GOAL A →
Extract everything in the survey metadata from "Akima, H., 1970, A" down to "v. 7, no. 4.", word for word.

[START SUPPLIED TEXT]

Who produced the data set?

  1. Who are the originators of the data set? (may include formal authors, digital compilers, and editors)

  2. Who also contributed to the data set?

    Funding was provided by the Alaska State Legislature as part of the DGGS Airborne Geophysical/Geological Mineral Inventory (AGGMI) program.

  3. To whom should users address questions about the data?


Why was the data set created?

The survey was part of the Alaska Airborne Geophysical/Geological Mineral Inventory project funded by the Alaska State Legislature and managed by State of Alaska, Department of Natural Resources (DNR), Division of Geological & Geophysical Surveys (DGGS). The project seeks to catalyze private-sector mineral development investment. The project delineates mineral zones on Alaska state lands that: 1) have major economic value; 2) can be developed in the short term to provide high quality jobs for Alaska; and 3) will provide economic diversification to help offset the loss of Prudhoe Bay oil revenue.


How was the data set created?

  1. From what previous works were the data drawn?

    Akima, 1970 (source 1 of 1)
    Akima, H., 1970, A new method of interpolation and smooth curve fitting based on local procedures: Journal of the Association of Computing Machinery v. 7, no. 4.

    Online Links:

    • None

    Type_of_Source_Media: paper
    Source_Contribution:
    Fugro Airborne Surveys used a modification of this method while making grids.

  2. How were the data generated, processed, and modified?

[END SUPPLIED TEXT]

GOAL B →
Copy everything in the records from the first line down to the line containing "footnote-ref-92: 92 — [230, 215, 239, 225]", including that line.

[START SOURCE MATERIAL]

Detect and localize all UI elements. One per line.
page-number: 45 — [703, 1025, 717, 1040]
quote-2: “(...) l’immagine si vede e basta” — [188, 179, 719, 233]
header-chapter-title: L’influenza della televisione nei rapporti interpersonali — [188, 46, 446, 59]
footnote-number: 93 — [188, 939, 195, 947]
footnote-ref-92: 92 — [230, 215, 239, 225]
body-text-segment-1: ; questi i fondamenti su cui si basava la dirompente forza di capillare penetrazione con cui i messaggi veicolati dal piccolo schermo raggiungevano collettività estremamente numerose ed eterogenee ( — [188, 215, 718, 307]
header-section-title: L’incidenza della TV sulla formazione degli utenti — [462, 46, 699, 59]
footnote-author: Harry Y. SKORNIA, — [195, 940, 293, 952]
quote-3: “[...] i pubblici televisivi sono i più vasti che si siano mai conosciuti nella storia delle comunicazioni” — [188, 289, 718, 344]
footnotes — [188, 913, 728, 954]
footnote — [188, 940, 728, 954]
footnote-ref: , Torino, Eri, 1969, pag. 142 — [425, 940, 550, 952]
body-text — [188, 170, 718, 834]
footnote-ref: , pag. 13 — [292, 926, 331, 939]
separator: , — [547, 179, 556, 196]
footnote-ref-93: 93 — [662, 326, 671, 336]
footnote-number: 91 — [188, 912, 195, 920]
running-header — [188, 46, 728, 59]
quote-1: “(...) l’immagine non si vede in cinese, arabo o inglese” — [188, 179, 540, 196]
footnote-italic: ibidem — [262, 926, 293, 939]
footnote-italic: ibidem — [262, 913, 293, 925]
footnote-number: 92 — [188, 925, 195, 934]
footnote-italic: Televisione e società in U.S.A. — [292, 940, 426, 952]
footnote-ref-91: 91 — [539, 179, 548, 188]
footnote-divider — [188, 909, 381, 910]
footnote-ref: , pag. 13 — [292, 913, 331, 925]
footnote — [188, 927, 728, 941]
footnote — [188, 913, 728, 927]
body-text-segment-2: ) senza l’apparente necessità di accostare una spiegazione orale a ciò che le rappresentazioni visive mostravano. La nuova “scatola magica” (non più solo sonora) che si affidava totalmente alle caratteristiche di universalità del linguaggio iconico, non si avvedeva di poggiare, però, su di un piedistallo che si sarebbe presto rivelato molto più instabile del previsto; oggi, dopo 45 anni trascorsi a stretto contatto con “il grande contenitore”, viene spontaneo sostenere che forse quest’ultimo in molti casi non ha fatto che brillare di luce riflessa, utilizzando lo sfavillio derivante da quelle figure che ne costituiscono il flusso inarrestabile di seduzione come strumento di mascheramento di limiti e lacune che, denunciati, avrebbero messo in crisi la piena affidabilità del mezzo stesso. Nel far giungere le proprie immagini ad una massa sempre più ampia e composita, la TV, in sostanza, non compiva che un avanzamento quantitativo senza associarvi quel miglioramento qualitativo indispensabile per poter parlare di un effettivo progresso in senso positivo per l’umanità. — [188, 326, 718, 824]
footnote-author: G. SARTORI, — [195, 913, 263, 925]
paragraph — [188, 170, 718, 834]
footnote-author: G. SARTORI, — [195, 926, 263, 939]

[END SOURCE MATERIAL]

EXPECTED OUTPUT A →
Akima, H., 1970, A new method of interpolation and smooth curve fitting based on local procedures: Journal of the Association of Computing Machinery v. 7, no. 4.

EXPECTED OUTPUT B →
Detect and localize all UI elements. One per line.
page-number: 45 — [703, 1025, 717, 1040]
quote-2: “(...) l’immagine si vede e basta” — [188, 179, 719, 233]
header-chapter-title: L’influenza della televisione nei rapporti interpersonali — [188, 46, 446, 59]
footnote-number: 93 — [188, 939, 195, 947]
footnote-ref-92: 92 — [230, 215, 239, 225]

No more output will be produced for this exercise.